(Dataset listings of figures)
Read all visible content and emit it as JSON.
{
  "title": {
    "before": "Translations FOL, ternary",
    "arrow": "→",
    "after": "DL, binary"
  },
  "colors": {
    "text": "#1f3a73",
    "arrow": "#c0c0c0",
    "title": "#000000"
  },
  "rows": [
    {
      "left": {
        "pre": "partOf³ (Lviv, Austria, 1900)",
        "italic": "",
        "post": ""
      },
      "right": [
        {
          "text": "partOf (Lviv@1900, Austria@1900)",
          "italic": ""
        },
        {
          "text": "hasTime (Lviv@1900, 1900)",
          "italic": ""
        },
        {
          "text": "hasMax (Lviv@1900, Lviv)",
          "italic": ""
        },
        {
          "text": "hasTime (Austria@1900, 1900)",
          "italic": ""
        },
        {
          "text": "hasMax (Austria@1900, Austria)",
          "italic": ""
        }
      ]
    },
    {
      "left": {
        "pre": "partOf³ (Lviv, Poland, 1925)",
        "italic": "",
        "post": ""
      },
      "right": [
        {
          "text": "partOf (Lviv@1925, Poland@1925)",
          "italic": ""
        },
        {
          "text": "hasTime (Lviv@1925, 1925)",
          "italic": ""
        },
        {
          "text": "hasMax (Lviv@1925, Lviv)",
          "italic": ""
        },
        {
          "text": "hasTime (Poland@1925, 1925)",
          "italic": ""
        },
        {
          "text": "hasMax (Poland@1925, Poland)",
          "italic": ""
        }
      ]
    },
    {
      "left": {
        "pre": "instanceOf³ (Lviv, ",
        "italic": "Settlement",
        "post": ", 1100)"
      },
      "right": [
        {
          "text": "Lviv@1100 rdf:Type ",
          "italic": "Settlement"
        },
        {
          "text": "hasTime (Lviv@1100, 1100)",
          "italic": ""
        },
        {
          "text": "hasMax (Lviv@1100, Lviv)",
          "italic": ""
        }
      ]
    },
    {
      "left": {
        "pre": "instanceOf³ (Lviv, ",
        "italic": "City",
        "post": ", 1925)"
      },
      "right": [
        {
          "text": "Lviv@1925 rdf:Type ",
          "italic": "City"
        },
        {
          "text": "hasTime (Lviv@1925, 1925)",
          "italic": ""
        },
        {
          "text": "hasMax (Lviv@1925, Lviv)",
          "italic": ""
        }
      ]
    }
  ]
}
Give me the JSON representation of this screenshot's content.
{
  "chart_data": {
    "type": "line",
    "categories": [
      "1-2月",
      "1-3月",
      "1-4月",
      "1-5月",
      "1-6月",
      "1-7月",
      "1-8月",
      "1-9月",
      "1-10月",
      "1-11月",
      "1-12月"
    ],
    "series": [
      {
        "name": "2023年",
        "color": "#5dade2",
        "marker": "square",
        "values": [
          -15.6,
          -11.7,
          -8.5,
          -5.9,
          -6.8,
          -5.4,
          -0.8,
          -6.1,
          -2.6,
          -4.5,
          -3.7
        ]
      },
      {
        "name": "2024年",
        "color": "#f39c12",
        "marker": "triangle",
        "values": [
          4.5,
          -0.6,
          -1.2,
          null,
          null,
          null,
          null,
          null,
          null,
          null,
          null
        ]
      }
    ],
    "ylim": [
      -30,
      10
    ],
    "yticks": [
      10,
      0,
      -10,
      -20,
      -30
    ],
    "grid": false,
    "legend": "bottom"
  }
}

## Problem to work on
Answer with a single number: the count of lines holding the word "content".

## Solution to this task
2